┌─ Material for this task
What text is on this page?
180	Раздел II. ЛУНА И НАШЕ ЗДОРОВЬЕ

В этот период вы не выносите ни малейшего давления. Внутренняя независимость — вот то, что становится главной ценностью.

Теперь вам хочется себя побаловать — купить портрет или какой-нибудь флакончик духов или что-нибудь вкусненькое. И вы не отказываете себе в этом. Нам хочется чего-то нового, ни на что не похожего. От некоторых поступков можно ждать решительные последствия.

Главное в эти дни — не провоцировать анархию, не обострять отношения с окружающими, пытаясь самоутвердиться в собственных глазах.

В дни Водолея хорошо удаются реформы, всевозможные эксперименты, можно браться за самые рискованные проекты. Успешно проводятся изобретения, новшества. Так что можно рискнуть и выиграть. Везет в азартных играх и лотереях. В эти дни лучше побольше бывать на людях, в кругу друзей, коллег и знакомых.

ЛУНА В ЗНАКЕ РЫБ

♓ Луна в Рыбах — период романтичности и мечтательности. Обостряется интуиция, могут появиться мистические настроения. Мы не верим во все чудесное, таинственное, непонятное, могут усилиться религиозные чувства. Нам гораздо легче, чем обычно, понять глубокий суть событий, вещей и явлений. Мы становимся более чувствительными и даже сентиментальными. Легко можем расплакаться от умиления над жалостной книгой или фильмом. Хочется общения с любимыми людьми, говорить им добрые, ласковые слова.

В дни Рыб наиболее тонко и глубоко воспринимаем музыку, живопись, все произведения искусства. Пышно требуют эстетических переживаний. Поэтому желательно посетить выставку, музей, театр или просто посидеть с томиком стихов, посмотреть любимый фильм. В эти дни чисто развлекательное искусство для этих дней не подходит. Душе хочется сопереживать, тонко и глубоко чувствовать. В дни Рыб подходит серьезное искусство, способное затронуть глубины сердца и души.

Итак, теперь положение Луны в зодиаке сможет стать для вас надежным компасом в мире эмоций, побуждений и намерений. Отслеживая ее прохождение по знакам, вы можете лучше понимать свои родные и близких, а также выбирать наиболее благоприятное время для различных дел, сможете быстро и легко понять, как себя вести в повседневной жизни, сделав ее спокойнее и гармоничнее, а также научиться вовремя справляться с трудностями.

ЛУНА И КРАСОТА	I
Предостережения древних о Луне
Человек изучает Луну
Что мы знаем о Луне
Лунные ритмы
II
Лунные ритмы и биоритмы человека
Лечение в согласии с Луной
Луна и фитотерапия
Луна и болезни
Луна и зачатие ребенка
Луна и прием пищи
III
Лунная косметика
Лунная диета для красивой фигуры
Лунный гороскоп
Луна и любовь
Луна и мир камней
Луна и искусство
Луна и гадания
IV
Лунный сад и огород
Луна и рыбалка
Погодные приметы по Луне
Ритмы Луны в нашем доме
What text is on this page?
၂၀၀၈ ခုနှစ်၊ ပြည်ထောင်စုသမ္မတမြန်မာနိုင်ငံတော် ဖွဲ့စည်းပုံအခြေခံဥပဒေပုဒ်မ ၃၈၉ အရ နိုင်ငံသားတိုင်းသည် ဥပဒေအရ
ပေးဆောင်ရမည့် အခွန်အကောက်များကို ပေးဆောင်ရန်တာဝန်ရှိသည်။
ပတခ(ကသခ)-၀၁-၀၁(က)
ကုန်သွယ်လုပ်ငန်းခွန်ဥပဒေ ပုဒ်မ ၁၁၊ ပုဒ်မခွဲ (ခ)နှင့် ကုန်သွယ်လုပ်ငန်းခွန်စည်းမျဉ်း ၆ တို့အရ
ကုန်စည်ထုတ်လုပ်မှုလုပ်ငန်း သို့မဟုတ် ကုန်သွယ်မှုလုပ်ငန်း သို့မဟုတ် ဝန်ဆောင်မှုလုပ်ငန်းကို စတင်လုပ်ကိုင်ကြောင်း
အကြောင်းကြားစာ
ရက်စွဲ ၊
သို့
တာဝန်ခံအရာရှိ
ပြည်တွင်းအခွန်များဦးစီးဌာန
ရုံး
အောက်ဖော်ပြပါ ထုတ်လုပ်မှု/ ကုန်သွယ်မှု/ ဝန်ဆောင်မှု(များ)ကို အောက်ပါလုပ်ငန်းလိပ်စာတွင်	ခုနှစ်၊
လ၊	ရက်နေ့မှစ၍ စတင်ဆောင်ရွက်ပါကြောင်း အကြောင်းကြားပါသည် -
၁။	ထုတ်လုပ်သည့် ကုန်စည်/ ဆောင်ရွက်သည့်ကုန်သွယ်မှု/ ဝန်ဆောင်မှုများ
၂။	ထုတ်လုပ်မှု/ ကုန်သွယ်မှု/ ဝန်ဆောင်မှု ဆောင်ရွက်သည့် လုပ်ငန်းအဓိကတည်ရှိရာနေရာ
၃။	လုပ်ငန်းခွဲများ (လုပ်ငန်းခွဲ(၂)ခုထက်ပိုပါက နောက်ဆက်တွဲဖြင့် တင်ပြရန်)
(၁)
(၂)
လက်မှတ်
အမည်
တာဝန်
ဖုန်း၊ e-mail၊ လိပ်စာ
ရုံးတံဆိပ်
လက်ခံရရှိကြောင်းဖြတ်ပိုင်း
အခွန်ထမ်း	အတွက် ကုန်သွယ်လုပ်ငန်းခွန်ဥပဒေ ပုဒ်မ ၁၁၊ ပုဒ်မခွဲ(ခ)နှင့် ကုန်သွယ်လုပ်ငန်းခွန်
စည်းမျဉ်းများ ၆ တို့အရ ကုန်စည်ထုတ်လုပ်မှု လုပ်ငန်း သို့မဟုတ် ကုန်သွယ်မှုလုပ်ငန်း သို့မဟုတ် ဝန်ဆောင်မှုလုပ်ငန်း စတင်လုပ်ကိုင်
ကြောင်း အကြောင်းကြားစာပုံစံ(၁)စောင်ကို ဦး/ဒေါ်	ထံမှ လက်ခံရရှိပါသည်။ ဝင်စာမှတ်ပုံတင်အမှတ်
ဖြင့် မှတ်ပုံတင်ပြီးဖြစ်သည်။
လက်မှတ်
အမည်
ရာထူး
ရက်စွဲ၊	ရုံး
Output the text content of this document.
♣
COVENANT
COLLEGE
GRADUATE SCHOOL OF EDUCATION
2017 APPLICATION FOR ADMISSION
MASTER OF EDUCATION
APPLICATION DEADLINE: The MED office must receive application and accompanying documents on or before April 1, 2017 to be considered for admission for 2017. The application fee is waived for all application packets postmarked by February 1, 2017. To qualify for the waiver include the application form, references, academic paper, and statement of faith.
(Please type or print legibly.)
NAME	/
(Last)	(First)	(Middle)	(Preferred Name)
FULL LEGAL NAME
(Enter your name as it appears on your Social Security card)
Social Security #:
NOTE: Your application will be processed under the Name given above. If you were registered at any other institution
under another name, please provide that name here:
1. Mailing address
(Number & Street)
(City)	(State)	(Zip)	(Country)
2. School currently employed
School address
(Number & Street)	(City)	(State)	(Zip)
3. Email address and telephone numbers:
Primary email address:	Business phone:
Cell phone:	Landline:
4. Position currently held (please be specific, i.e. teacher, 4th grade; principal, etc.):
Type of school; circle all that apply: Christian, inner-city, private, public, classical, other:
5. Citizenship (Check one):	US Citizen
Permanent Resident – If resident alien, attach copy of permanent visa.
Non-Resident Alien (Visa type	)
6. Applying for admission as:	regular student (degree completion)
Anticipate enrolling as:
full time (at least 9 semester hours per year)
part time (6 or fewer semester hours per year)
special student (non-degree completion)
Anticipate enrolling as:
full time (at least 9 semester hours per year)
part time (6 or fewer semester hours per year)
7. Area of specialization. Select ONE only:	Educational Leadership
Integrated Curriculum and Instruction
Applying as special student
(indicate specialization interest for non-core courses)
└─
## [Written task]
Reproduce the full listing word for word.

## [Answer in full]
What text is on this page?
180	Раздел II. ЛУНА И НАШЕ ЗДОРОВЬЕ

В этот период вы не выносите ни малейшего давления. Внутренняя независимость — вот то, что становится главной ценностью.

Теперь вам хочется себя побаловать — купить портрет или какой-нибудь флакончик духов или что-нибудь вкусненькое. И вы не отказываете себе в этом. Нам хочется чего-то нового, ни на что не похожего. От некоторых поступков можно ждать решительные последствия.

Главное в эти дни — не провоцировать анархию, не обострять отношения с окружающими, пытаясь самоутвердиться в собственных глазах.

В дни Водолея хорошо удаются реформы, всевозможные эксперименты, можно браться за самые рискованные проекты. Успешно проводятся изобретения, новшества. Так что можно рискнуть и выиграть. Везет в азартных играх и лотереях. В эти дни лучше побольше бывать на людях, в кругу друзей, коллег и знакомых.

ЛУНА В ЗНАКЕ РЫБ

♓ Луна в Рыбах — период романтичности и мечтательности. Обостряется интуиция, могут появиться мистические настроения. Мы не верим во все чудесное, таинственное, непонятное, могут усилиться религиозные чувства. Нам гораздо легче, чем обычно, понять глубокий суть событий, вещей и явлений. Мы становимся более чувствительными и даже сентиментальными. Легко можем расплакаться от умиления над жалостной книгой или фильмом. Хочется общения с любимыми людьми, говорить им добрые, ласковые слова.

В дни Рыб наиболее тонко и глубоко воспринимаем музыку, живопись, все произведения искусства. Пышно требуют эстетических переживаний. Поэтому желательно посетить выставку, музей, театр или просто посидеть с томиком стихов, посмотреть любимый фильм. В эти дни чисто развлекательное искусство для этих дней не подходит. Душе хочется сопереживать, тонко и глубоко чувствовать. В дни Рыб подходит серьезное искусство, способное затронуть глубины сердца и души.

Итак, теперь положение Луны в зодиаке сможет стать для вас надежным компасом в мире эмоций, побуждений и намерений. Отслеживая ее прохождение по знакам, вы можете лучше понимать свои родные и близких, а также выбирать наиболее благоприятное время для различных дел, сможете быстро и легко понять, как себя вести в повседневной жизни, сделав ее спокойнее и гармоничнее, а также научиться вовремя справляться с трудностями.

ЛУНА И КРАСОТА	I
Предостережения древних о Луне
Человек изучает Луну
Что мы знаем о Луне
Лунные ритмы
II
Лунные ритмы и биоритмы человека
Лечение в согласии с Луной
Луна и фитотерапия
Луна и болезни
Луна и зачатие ребенка
Луна и прием пищи
III
Лунная косметика
Лунная диета для красивой фигуры
Лунный гороскоп
Луна и любовь
Луна и мир камней
Луна и искусство
Луна и гадания
IV
Лунный сад и огород
Луна и рыбалка
Погодные приметы по Луне
Ритмы Луны в нашем доме
What text is on this page?
၂၀၀၈ ခုနှစ်၊ ပြည်ထောင်စုသမ္မတမြန်မာနိုင်ငံတော် ဖွဲ့စည်းပုံအခြေခံဥပဒေပုဒ်မ ၃၈၉ အရ နိုင်ငံသားတိုင်းသည် ဥပဒေအရ
ပေးဆောင်ရမည့် အခွန်အကောက်များကို ပေးဆောင်ရန်တာဝန်ရှိသည်။
ပတခ(ကသခ)-၀၁-၀၁(က)
ကုန်သွယ်လုပ်ငန်းခွန်ဥပဒေ ပုဒ်မ ၁၁၊ ပုဒ်မခွဲ (ခ)နှင့် ကုန်သွယ်လုပ်ငန်းခွန်စည်းမျဉ်း ၆ တို့အရ
ကုန်စည်ထုတ်လုပ်မှုလုပ်ငန်း သို့မဟုတ် ကုန်သွယ်မှုလုပ်ငန်း သို့မဟုတ် ဝန်ဆောင်မှုလုပ်ငန်းကို စတင်လုပ်ကိုင်ကြောင်း
အကြောင်းကြားစာ
ရက်စွဲ ၊
သို့
တာဝန်ခံအရာရှိ
ပြည်တွင်းအခွန်များဦးစီးဌာန
ရုံး
အောက်ဖော်ပြပါ ထုတ်လုပ်မှု/ ကုန်သွယ်မှု/ ဝန်ဆောင်မှု(များ)ကို အောက်ပါလုပ်ငန်းလိပ်စာတွင်	ခုနှစ်၊
လ၊	ရက်နေ့မှစ၍ စတင်ဆောင်ရွက်ပါကြောင်း အကြောင်းကြားပါသည် -
၁။	ထုတ်လုပ်သည့် ကုန်စည်/ ဆောင်ရွက်သည့်ကုန်သွယ်မှု/ ဝန်ဆောင်မှုများ
၂။	ထုတ်လုပ်မှု/ ကုန်သွယ်မှု/ ဝန်ဆောင်မှု ဆောင်ရွက်သည့် လုပ်ငန်းအဓိကတည်ရှိရာနေရာ
၃။	လုပ်ငန်းခွဲများ (လုပ်ငန်းခွဲ(၂)ခုထက်ပိုပါက နောက်ဆက်တွဲဖြင့် တင်ပြရန်)
(၁)
(၂)
လက်မှတ်
အမည်
တာဝန်
ဖုန်း၊ e-mail၊ လိပ်စာ
ရုံးတံဆိပ်
လက်ခံရရှိကြောင်းဖြတ်ပိုင်း
အခွန်ထမ်း	အတွက် ကုန်သွယ်လုပ်ငန်းခွန်ဥပဒေ ပုဒ်မ ၁၁၊ ပုဒ်မခွဲ(ခ)နှင့် ကုန်သွယ်လုပ်ငန်းခွန်
စည်းမျဉ်းများ ၆ တို့အရ ကုန်စည်ထုတ်လုပ်မှု လုပ်ငန်း သို့မဟုတ် ကုန်သွယ်မှုလုပ်ငန်း သို့မဟုတ် ဝန်ဆောင်မှုလုပ်ငန်း စတင်လုပ်ကိုင်
ကြောင်း အကြောင်းကြားစာပုံစံ(၁)စောင်ကို ဦး/ဒေါ်	ထံမှ လက်ခံရရှိပါသည်။ ဝင်စာမှတ်ပုံတင်အမှတ်
ဖြင့် မှတ်ပုံတင်ပြီးဖြစ်သည်။
လက်မှတ်
အမည်
ရာထူး
ရက်စွဲ၊	ရုံး
Output the text content of this document.
♣
COVENANT
COLLEGE
GRADUATE SCHOOL OF EDUCATION
2017 APPLICATION FOR ADMISSION
MASTER OF EDUCATION
APPLICATION DEADLINE: The MED office must receive application and accompanying documents on or before April 1, 2017 to be considered for admission for 2017. The application fee is waived for all application packets postmarked by February 1, 2017. To qualify for the waiver include the application form, references, academic paper, and statement of faith.
(Please type or print legibly.)
NAME	/
(Last)	(First)	(Middle)	(Preferred Name)
FULL LEGAL NAME
(Enter your name as it appears on your Social Security card)
Social Security #:
NOTE: Your application will be processed under the Name given above. If you were registered at any other institution
under another name, please provide that name here:
1. Mailing address
(Number & Street)
(City)	(State)	(Zip)	(Country)
2. School currently employed
School address
(Number & Street)	(City)	(State)	(Zip)
3. Email address and telephone numbers:
Primary email address:	Business phone:
Cell phone:	Landline:
4. Position currently held (please be specific, i.e. teacher, 4th grade; principal, etc.):
Type of school; circle all that apply: Christian, inner-city, private, public, classical, other:
5. Citizenship (Check one):	US Citizen
Permanent Resident – If resident alien, attach copy of permanent visa.
Non-Resident Alien (Visa type	)
6. Applying for admission as:	regular student (degree completion)
Anticipate enrolling as:
full time (at least 9 semester hours per year)
part time (6 or fewer semester hours per year)
special student (non-degree completion)
Anticipate enrolling as:
full time (at least 9 semester hours per year)
part time (6 or fewer semester hours per year)
7. Area of specialization. Select ONE only:	Educational Leadership
Integrated Curriculum and Instruction
Applying as special student
(indicate specialization interest for non-core courses)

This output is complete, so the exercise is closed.